[A block of data]
□ □ □ □
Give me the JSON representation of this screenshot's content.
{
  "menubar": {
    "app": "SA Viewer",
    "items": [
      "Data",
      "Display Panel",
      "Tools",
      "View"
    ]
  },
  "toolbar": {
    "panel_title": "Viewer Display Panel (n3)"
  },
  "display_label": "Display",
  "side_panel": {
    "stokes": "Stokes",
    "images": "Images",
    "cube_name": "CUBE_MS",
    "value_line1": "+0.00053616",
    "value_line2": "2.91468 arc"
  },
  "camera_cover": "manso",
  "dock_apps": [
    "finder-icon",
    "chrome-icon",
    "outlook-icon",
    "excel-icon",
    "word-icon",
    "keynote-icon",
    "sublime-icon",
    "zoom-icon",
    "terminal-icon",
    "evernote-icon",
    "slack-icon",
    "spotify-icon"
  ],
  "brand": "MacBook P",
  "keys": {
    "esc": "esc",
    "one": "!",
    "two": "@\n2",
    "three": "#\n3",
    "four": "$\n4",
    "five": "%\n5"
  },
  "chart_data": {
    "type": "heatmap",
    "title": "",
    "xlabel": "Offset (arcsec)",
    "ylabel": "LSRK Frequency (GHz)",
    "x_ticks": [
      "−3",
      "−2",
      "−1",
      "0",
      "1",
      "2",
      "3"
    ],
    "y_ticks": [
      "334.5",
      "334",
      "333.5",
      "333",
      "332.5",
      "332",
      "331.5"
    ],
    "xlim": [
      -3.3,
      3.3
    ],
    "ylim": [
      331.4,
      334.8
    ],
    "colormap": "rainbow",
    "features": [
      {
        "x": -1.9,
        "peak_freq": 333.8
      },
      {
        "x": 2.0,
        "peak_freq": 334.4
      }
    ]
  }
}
□ □ □ □
• [Task to complete]: Each line of the material above needs to be quoted exactly, please.

• [Task result]:
Give me the JSON representation of this screenshot's content.
{
  "menubar": {
    "app": "SA Viewer",
    "items": [
      "Data",
      "Display Panel",
      "Tools",
      "View"
    ]
  },
  "toolbar": {
    "panel_title": "Viewer Display Panel (n3)"
  },
  "display_label": "Display",
  "side_panel": {
    "stokes": "Stokes",
    "images": "Images",
    "cube_name": "CUBE_MS",
    "value_line1": "+0.00053616",
    "value_line2": "2.91468 arc"
  },
  "camera_cover": "manso",
  "dock_apps": [
    "finder-icon",
    "chrome-icon",
    "outlook-icon",
    "excel-icon",
    "word-icon",
    "keynote-icon",
    "sublime-icon",
    "zoom-icon",
    "terminal-icon",
    "evernote-icon",
    "slack-icon",
    "spotify-icon"
  ],
  "brand": "MacBook P",
  "keys": {
    "esc": "esc",
    "one": "!",
    "two": "@\n2",
    "three": "#\n3",
    "four": "$\n4",
    "five": "%\n5"
  },
  "chart_data": {
    "type": "heatmap",
    "title": "",
    "xlabel": "Offset (arcsec)",
    "ylabel": "LSRK Frequency (GHz)",
    "x_ticks": [
      "−3",
      "−2",
      "−1",
      "0",
      "1",
      "2",
      "3"
    ],
    "y_ticks": [
      "334.5",
      "334",
      "333.5",
      "333",
      "332.5",
      "332",
      "331.5"
    ],
    "xlim": [
      -3.3,
      3.3
    ],
    "ylim": [
      331.4,
      334.8
    ],
    "colormap": "rainbow",
    "features": [
      {
        "x": -1.9,
        "peak_freq": 333.8
      },
      {
        "x": 2.0,
        "peak_freq": 334.4
      }
    ]
  }
}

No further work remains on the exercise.